GOAL OF THE EXERCISE: Search the material and gather each line with "title" in it.

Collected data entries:
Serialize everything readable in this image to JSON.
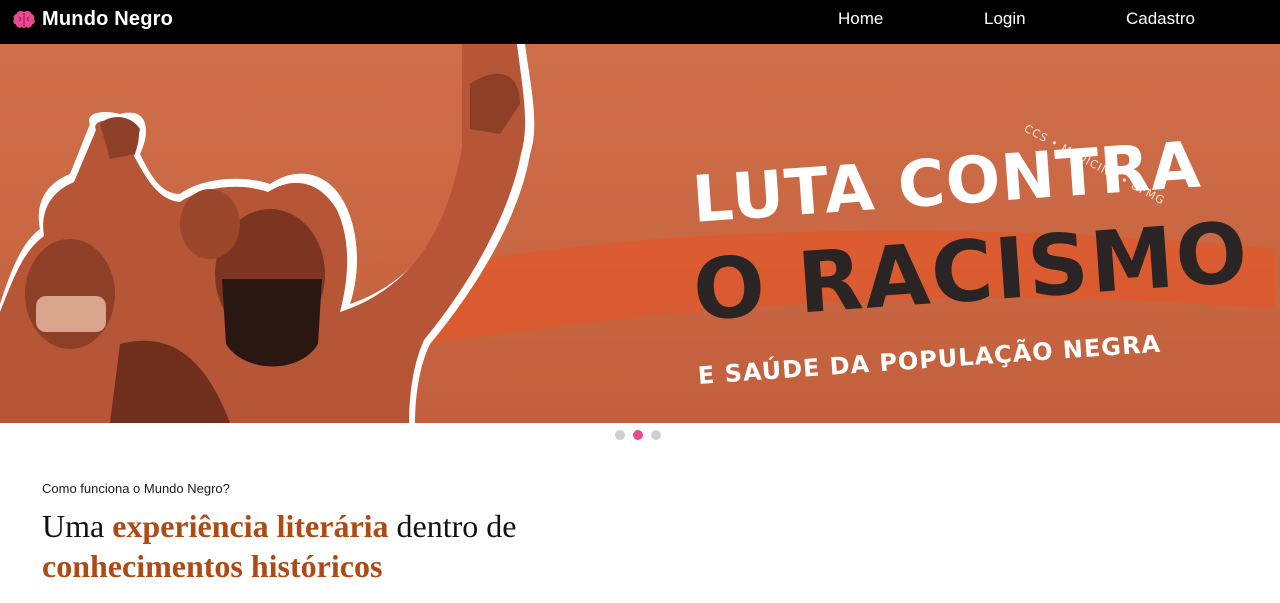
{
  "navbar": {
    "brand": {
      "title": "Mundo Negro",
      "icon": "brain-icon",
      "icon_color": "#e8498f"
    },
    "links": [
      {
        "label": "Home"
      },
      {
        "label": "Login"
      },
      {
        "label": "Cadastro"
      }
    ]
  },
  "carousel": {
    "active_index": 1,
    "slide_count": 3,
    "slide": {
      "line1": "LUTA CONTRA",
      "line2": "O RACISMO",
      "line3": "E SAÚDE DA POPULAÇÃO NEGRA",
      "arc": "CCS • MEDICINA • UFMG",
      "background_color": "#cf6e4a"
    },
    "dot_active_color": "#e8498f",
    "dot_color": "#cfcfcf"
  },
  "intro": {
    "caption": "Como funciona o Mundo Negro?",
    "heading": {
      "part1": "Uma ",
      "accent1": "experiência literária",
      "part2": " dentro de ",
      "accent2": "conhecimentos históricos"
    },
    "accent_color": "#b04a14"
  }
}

...

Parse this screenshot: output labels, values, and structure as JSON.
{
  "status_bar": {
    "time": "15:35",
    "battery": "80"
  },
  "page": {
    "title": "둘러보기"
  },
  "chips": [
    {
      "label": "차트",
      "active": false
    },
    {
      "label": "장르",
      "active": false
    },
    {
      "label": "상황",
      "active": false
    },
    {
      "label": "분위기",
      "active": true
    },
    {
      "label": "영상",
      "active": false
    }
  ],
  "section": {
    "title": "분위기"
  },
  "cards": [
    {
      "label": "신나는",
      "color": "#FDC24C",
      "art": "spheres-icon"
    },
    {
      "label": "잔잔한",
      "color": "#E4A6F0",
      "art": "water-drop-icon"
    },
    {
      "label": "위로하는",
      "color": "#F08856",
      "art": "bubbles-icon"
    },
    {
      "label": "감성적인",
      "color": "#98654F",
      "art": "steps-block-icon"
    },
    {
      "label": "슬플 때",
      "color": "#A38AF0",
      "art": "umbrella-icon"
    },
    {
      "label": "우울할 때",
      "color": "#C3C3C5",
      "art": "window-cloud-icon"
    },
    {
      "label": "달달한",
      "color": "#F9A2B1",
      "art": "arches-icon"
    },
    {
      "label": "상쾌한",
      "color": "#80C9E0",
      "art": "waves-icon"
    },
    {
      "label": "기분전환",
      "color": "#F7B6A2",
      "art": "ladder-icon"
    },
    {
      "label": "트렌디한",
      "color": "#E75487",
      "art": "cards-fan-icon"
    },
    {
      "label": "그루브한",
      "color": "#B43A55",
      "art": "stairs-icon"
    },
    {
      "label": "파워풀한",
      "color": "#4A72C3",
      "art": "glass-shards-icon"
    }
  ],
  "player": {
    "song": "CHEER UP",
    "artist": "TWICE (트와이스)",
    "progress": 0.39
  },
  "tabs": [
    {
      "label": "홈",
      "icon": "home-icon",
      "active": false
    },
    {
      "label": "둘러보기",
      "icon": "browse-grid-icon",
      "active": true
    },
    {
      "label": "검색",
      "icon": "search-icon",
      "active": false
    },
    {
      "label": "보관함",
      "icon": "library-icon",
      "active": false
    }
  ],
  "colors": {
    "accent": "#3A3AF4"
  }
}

RESULT:
      "title": "Mundo Negro",
    "title": "둘러보기"
    "title": "분위기"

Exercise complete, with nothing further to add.